All entries below are to be set down again, identical to the source.

### PROVIDED RECORDS

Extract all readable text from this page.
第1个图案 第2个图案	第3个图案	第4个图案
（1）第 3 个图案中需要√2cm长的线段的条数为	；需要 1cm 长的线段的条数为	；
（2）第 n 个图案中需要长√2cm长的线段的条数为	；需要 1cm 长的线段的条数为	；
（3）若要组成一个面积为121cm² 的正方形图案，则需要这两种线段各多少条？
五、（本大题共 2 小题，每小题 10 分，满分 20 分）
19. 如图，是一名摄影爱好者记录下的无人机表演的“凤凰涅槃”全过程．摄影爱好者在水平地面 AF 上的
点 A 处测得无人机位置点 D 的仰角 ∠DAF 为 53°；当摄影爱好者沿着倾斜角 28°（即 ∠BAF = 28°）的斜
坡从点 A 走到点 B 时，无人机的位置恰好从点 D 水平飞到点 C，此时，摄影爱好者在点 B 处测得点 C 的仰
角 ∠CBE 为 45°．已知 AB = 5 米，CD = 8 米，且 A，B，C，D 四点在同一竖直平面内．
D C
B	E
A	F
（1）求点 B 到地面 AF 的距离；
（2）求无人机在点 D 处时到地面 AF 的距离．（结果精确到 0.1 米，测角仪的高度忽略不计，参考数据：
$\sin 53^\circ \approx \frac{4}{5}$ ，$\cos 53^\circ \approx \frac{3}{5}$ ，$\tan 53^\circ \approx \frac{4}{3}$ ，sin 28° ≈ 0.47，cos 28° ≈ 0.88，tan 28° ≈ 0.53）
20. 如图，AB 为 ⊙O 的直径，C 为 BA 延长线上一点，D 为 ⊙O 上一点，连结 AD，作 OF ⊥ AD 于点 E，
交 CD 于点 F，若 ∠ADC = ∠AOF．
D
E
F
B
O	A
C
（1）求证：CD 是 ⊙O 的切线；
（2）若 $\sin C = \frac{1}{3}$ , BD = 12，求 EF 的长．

######

EXERCISE ANSWER
Extract all readable text from this page.
第1个图案 第2个图案	第3个图案	第4个图案
（1）第 3 个图案中需要√2cm长的线段的条数为	；需要 1cm 长的线段的条数为	；
（2）第 n 个图案中需要长√2cm长的线段的条数为	；需要 1cm 长的线段的条数为	；
（3）若要组成一个面积为121cm² 的正方形图案，则需要这两种线段各多少条？
五、（本大题共 2 小题，每小题 10 分，满分 20 分）
19. 如图，是一名摄影爱好者记录下的无人机表演的“凤凰涅槃”全过程．摄影爱好者在水平地面 AF 上的
点 A 处测得无人机位置点 D 的仰角 ∠DAF 为 53°；当摄影爱好者沿着倾斜角 28°（即 ∠BAF = 28°）的斜
坡从点 A 走到点 B 时，无人机的位置恰好从点 D 水平飞到点 C，此时，摄影爱好者在点 B 处测得点 C 的仰
角 ∠CBE 为 45°．已知 AB = 5 米，CD = 8 米，且 A，B，C，D 四点在同一竖直平面内．
D C
B	E
A	F
（1）求点 B 到地面 AF 的距离；
（2）求无人机在点 D 处时到地面 AF 的距离．（结果精确到 0.1 米，测角仪的高度忽略不计，参考数据：
$\sin 53^\circ \approx \frac{4}{5}$ ，$\cos 53^\circ \approx \frac{3}{5}$ ，$\tan 53^\circ \approx \frac{4}{3}$ ，sin 28° ≈ 0.47，cos 28° ≈ 0.88，tan 28° ≈ 0.53）
20. 如图，AB 为 ⊙O 的直径，C 为 BA 延长线上一点，D 为 ⊙O 上一点，连结 AD，作 OF ⊥ AD 于点 E，
交 CD 于点 F，若 ∠ADC = ∠AOF．
D
E
F
B
O	A
C
（1）求证：CD 是 ⊙O 的切线；
（2）若 $\sin C = \frac{1}{3}$ , BD = 12，求 EF 的长．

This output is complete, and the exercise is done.